Stated exercise:
Set each record down exactly, excluding all images.

Stored data:
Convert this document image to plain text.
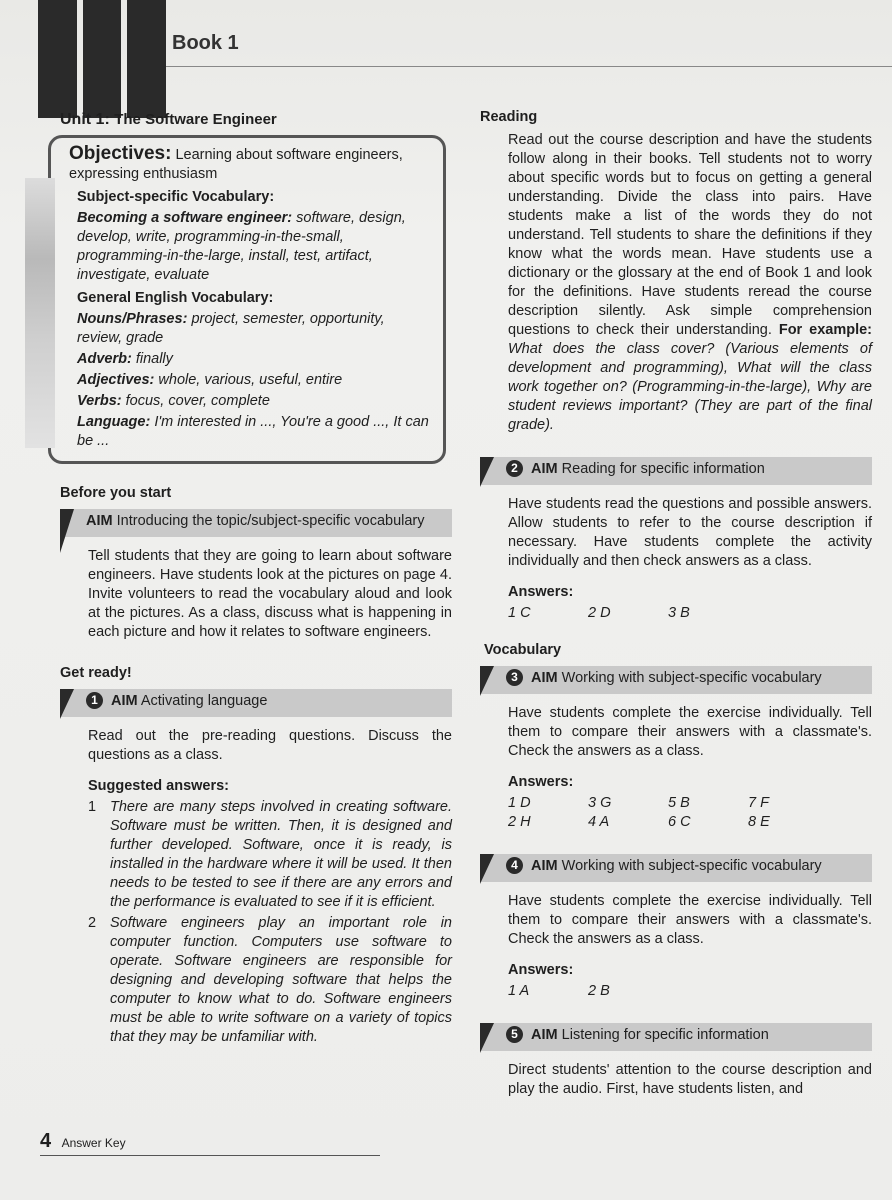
Book 1
Unit 1: The Software Engineer
Objectives: Learning about software engineers, expressing enthusiasm
Subject-specific Vocabulary:
Becoming a software engineer: software, design, develop, write, programming-in-the-small, programming-in-the-large, install, test, artifact, investigate, evaluate
General English Vocabulary:
Nouns/Phrases: project, semester, opportunity, review, grade
Adverb: finally
Adjectives: whole, various, useful, entire
Verbs: focus, cover, complete
Language: I'm interested in ..., You're a good ..., It can be ...
Before you start
AIM Introducing the topic/subject-specific vocabulary
Tell students that they are going to learn about software engineers. Have students look at the pictures on page 4. Invite volunteers to read the vocabulary aloud and look at the pictures. As a class, discuss what is happening in each picture and how it relates to software engineers.
Get ready!
1 AIM Activating language
Read out the pre-reading questions. Discuss the questions as a class.
Suggested answers:
1 There are many steps involved in creating software. Software must be written. Then, it is designed and further developed. Software, once it is ready, is installed in the hardware where it will be used. It then needs to be tested to see if there are any errors and the performance is evaluated to see if it is efficient.
2 Software engineers play an important role in computer function. Computers use software to operate. Software engineers are responsible for designing and developing software that helps the computer to know what to do. Software engineers must be able to write software on a variety of topics that they may be unfamiliar with.
Reading
Read out the course description and have the students follow along in their books. Tell students not to worry about specific words but to focus on getting a general understanding. Divide the class into pairs. Have students make a list of the words they do not understand. Tell students to share the definitions if they know what the words mean. Have students use a dictionary or the glossary at the end of Book 1 and look for the definitions. Have students reread the course description silently. Ask simple comprehension questions to check their understanding. For example: What does the class cover? (Various elements of development and programming), What will the class work together on? (Programming-in-the-large), Why are student reviews important? (They are part of the final grade).
2 AIM Reading for specific information
Have students read the questions and possible answers. Allow students to refer to the course description if necessary. Have students complete the activity individually and then check answers as a class.
Answers:
1 C	2 D	3 B
Vocabulary
3 AIM Working with subject-specific vocabulary
Have students complete the exercise individually. Tell them to compare their answers with a classmate's. Check the answers as a class.
Answers:
1 D	3 G	5 B	7 F
2 H	4 A	6 C	8 E
4 AIM Working with subject-specific vocabulary
Have students complete the exercise individually. Tell them to compare their answers with a classmate's. Check the answers as a class.
Answers:
1 A	2 B
5 AIM Listening for specific information
Direct students' attention to the course description and play the audio. First, have students listen, and
4 Answer Key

Answer for this exercise:
Convert this document image to plain text.
Book 1
Unit 1: The Software Engineer
Objectives: Learning about software engineers, expressing enthusiasm
Subject-specific Vocabulary:
Becoming a software engineer: software, design, develop, write, programming-in-the-small, programming-in-the-large, install, test, artifact, investigate, evaluate
General English Vocabulary:
Nouns/Phrases: project, semester, opportunity, review, grade
Adverb: finally
Adjectives: whole, various, useful, entire
Verbs: focus, cover, complete
Language: I'm interested in ..., You're a good ..., It can be ...
Before you start
AIM Introducing the topic/subject-specific vocabulary
Tell students that they are going to learn about software engineers. Have students look at the pictures on page 4. Invite volunteers to read the vocabulary aloud and look at the pictures. As a class, discuss what is happening in each picture and how it relates to software engineers.
Get ready!
1 AIM Activating language
Read out the pre-reading questions. Discuss the questions as a class.
Suggested answers:
1 There are many steps involved in creating software. Software must be written. Then, it is designed and further developed. Software, once it is ready, is installed in the hardware where it will be used. It then needs to be tested to see if there are any errors and the performance is evaluated to see if it is efficient.
2 Software engineers play an important role in computer function. Computers use software to operate. Software engineers are responsible for designing and developing software that helps the computer to know what to do. Software engineers must be able to write software on a variety of topics that they may be unfamiliar with.
Reading
Read out the course description and have the students follow along in their books. Tell students not to worry about specific words but to focus on getting a general understanding. Divide the class into pairs. Have students make a list of the words they do not understand. Tell students to share the definitions if they know what the words mean. Have students use a dictionary or the glossary at the end of Book 1 and look for the definitions. Have students reread the course description silently. Ask simple comprehension questions to check their understanding. For example: What does the class cover? (Various elements of development and programming), What will the class work together on? (Programming-in-the-large), Why are student reviews important? (They are part of the final grade).
2 AIM Reading for specific information
Have students read the questions and possible answers. Allow students to refer to the course description if necessary. Have students complete the activity individually and then check answers as a class.
Answers:
1 C	2 D	3 B
Vocabulary
3 AIM Working with subject-specific vocabulary
Have students complete the exercise individually. Tell them to compare their answers with a classmate's. Check the answers as a class.
Answers:
1 D	3 G	5 B	7 F
2 H	4 A	6 C	8 E
4 AIM Working with subject-specific vocabulary
Have students complete the exercise individually. Tell them to compare their answers with a classmate's. Check the answers as a class.
Answers:
1 A	2 B
5 AIM Listening for specific information
Direct students' attention to the course description and play the audio. First, have students listen, and
4 Answer Key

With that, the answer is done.